Reproduce each line of the listing exactly.
— START OF INFORMATION PROVIDED —
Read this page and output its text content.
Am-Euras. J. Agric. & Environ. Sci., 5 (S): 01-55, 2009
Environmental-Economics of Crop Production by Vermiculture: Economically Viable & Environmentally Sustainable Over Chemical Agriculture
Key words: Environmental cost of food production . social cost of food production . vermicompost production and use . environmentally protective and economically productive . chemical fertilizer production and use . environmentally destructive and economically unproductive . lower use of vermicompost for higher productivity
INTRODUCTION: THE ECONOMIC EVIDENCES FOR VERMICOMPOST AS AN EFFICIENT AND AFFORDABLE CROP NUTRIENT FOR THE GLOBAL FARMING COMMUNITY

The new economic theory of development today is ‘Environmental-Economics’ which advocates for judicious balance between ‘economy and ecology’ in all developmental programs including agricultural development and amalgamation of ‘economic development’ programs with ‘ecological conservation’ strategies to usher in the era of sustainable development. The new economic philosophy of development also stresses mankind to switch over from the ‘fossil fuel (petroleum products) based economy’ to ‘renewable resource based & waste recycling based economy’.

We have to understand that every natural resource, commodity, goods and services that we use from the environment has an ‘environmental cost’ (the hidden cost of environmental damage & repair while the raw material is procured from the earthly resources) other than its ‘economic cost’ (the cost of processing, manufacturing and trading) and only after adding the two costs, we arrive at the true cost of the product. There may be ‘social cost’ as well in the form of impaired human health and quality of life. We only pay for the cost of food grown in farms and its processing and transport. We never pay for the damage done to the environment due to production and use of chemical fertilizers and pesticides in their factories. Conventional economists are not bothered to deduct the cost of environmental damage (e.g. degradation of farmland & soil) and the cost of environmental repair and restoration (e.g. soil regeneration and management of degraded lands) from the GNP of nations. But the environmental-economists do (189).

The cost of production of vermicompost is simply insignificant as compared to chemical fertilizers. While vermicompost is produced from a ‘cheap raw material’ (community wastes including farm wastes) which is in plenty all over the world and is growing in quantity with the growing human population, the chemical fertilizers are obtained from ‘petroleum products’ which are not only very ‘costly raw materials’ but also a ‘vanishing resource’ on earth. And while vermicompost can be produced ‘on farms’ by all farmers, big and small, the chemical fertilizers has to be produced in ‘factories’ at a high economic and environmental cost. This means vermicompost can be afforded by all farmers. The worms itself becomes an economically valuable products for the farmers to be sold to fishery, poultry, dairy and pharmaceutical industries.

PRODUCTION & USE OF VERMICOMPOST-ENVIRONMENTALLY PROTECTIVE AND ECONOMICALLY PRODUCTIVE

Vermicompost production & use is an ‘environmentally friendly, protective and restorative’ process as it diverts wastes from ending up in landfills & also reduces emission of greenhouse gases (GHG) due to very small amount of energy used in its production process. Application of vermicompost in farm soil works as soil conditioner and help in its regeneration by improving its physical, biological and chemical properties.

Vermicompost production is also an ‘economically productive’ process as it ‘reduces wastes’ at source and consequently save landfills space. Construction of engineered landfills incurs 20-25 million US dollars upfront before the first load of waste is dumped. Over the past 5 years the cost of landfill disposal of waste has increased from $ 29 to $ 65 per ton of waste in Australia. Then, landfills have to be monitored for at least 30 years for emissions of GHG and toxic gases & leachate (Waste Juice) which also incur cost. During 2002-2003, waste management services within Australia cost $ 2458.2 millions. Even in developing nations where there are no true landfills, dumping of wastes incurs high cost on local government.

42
— END OF INFORMATION PROVIDED —
→ ANSWER TO THIS TASK
Read this page and output its text content.
Am-Euras. J. Agric. & Environ. Sci., 5 (S): 01-55, 2009
Environmental-Economics of Crop Production by Vermiculture: Economically Viable & Environmentally Sustainable Over Chemical Agriculture
Key words: Environmental cost of food production . social cost of food production . vermicompost production and use . environmentally protective and economically productive . chemical fertilizer production and use . environmentally destructive and economically unproductive . lower use of vermicompost for higher productivity
INTRODUCTION: THE ECONOMIC EVIDENCES FOR VERMICOMPOST AS AN EFFICIENT AND AFFORDABLE CROP NUTRIENT FOR THE GLOBAL FARMING COMMUNITY

The new economic theory of development today is ‘Environmental-Economics’ which advocates for judicious balance between ‘economy and ecology’ in all developmental programs including agricultural development and amalgamation of ‘economic development’ programs with ‘ecological conservation’ strategies to usher in the era of sustainable development. The new economic philosophy of development also stresses mankind to switch over from the ‘fossil fuel (petroleum products) based economy’ to ‘renewable resource based & waste recycling based economy’.

We have to understand that every natural resource, commodity, goods and services that we use from the environment has an ‘environmental cost’ (the hidden cost of environmental damage & repair while the raw material is procured from the earthly resources) other than its ‘economic cost’ (the cost of processing, manufacturing and trading) and only after adding the two costs, we arrive at the true cost of the product. There may be ‘social cost’ as well in the form of impaired human health and quality of life. We only pay for the cost of food grown in farms and its processing and transport. We never pay for the damage done to the environment due to production and use of chemical fertilizers and pesticides in their factories. Conventional economists are not bothered to deduct the cost of environmental damage (e.g. degradation of farmland & soil) and the cost of environmental repair and restoration (e.g. soil regeneration and management of degraded lands) from the GNP of nations. But the environmental-economists do (189).

The cost of production of vermicompost is simply insignificant as compared to chemical fertilizers. While vermicompost is produced from a ‘cheap raw material’ (community wastes including farm wastes) which is in plenty all over the world and is growing in quantity with the growing human population, the chemical fertilizers are obtained from ‘petroleum products’ which are not only very ‘costly raw materials’ but also a ‘vanishing resource’ on earth. And while vermicompost can be produced ‘on farms’ by all farmers, big and small, the chemical fertilizers has to be produced in ‘factories’ at a high economic and environmental cost. This means vermicompost can be afforded by all farmers. The worms itself becomes an economically valuable products for the farmers to be sold to fishery, poultry, dairy and pharmaceutical industries.

PRODUCTION & USE OF VERMICOMPOST-ENVIRONMENTALLY PROTECTIVE AND ECONOMICALLY PRODUCTIVE

Vermicompost production & use is an ‘environmentally friendly, protective and restorative’ process as it diverts wastes from ending up in landfills & also reduces emission of greenhouse gases (GHG) due to very small amount of energy used in its production process. Application of vermicompost in farm soil works as soil conditioner and help in its regeneration by improving its physical, biological and chemical properties.

Vermicompost production is also an ‘economically productive’ process as it ‘reduces wastes’ at source and consequently save landfills space. Construction of engineered landfills incurs 20-25 million US dollars upfront before the first load of waste is dumped. Over the past 5 years the cost of landfill disposal of waste has increased from $ 29 to $ 65 per ton of waste in Australia. Then, landfills have to be monitored for at least 30 years for emissions of GHG and toxic gases & leachate (Waste Juice) which also incur cost. During 2002-2003, waste management services within Australia cost $ 2458.2 millions. Even in developing nations where there are no true landfills, dumping of wastes incurs high cost on local government.

42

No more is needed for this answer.